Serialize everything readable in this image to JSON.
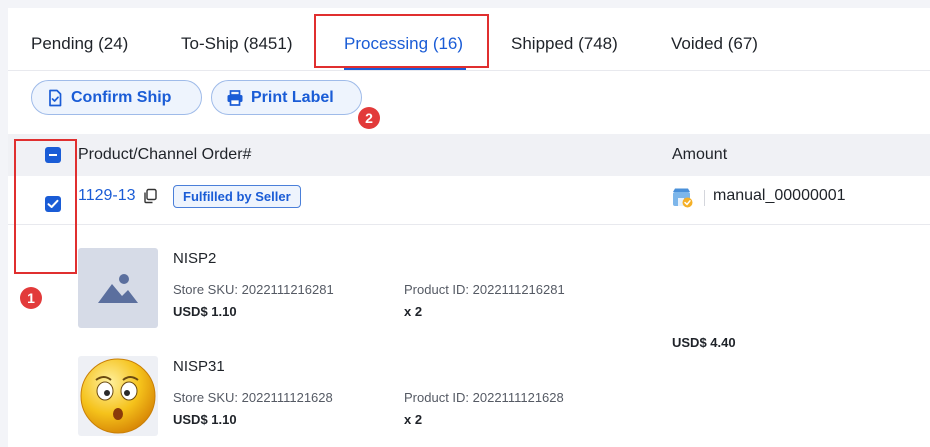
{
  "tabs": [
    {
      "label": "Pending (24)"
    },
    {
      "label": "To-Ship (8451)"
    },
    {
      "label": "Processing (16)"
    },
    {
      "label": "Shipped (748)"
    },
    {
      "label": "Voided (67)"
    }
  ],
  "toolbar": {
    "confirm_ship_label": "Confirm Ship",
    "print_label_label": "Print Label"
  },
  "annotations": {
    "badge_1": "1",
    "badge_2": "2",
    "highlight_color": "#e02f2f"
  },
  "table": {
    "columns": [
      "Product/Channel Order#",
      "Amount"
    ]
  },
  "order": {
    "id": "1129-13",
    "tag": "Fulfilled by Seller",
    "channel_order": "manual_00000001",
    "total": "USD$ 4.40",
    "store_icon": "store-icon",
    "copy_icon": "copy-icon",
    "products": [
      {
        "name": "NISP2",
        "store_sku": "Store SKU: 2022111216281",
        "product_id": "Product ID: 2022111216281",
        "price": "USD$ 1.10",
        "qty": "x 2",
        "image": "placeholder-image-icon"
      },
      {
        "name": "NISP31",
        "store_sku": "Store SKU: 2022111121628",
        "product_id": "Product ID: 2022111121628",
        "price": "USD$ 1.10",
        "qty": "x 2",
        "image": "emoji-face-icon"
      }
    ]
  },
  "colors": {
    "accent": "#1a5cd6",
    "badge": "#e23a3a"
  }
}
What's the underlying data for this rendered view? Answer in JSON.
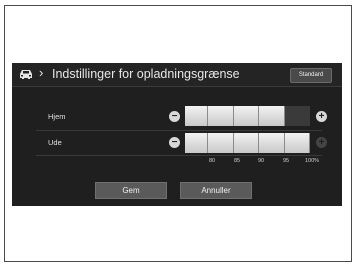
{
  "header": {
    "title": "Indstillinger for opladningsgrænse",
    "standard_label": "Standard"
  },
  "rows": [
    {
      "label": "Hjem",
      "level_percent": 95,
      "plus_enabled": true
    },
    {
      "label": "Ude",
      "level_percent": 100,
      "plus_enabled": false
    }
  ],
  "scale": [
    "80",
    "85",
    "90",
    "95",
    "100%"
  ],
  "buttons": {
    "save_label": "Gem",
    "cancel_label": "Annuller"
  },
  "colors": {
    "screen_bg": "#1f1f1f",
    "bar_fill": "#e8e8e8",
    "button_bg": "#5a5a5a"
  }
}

▶ _What the exercise asks_: Reproduce each line exactly, please, except for any pictures.

▶ _Task response_:
Serialize everything readable in this image to JSON.
{
  "tabs": [
    {
      "label": "Pending (24)"
    },
    {
      "label": "To-Ship (8451)"
    },
    {
      "label": "Processing (16)"
    },
    {
      "label": "Shipped (748)"
    },
    {
      "label": "Voided (67)"
    }
  ],
  "toolbar": {
    "confirm_ship_label": "Confirm Ship",
    "print_label_label": "Print Label"
  },
  "annotations": {
    "badge_1": "1",
    "badge_2": "2",
    "highlight_color": "#e02f2f"
  },
  "table": {
    "columns": [
      "Product/Channel Order#",
      "Amount"
    ]
  },
  "order": {
    "id": "1129-13",
    "tag": "Fulfilled by Seller",
    "channel_order": "manual_00000001",
    "total": "USD$ 4.40",
    "store_icon": "store-icon",
    "copy_icon": "copy-icon",
    "products": [
      {
        "name": "NISP2",
        "store_sku": "Store SKU: 2022111216281",
        "product_id": "Product ID: 2022111216281",
        "price": "USD$ 1.10",
        "qty": "x 2",
        "image": "placeholder-image-icon"
      },
      {
        "name": "NISP31",
        "store_sku": "Store SKU: 2022111121628",
        "product_id": "Product ID: 2022111121628",
        "price": "USD$ 1.10",
        "qty": "x 2",
        "image": "emoji-face-icon"
      }
    ]
  },
  "colors": {
    "accent": "#1a5cd6",
    "badge": "#e23a3a"
  }
}
What's the underlying data for this rendered view? Answer in JSON.
{
  "header": {
    "title": "Indstillinger for opladningsgrænse",
    "standard_label": "Standard"
  },
  "rows": [
    {
      "label": "Hjem",
      "level_percent": 95,
      "plus_enabled": true
    },
    {
      "label": "Ude",
      "level_percent": 100,
      "plus_enabled": false
    }
  ],
  "scale": [
    "80",
    "85",
    "90",
    "95",
    "100%"
  ],
  "buttons": {
    "save_label": "Gem",
    "cancel_label": "Annuller"
  },
  "colors": {
    "screen_bg": "#1f1f1f",
    "bar_fill": "#e8e8e8",
    "button_bg": "#5a5a5a"
  }
}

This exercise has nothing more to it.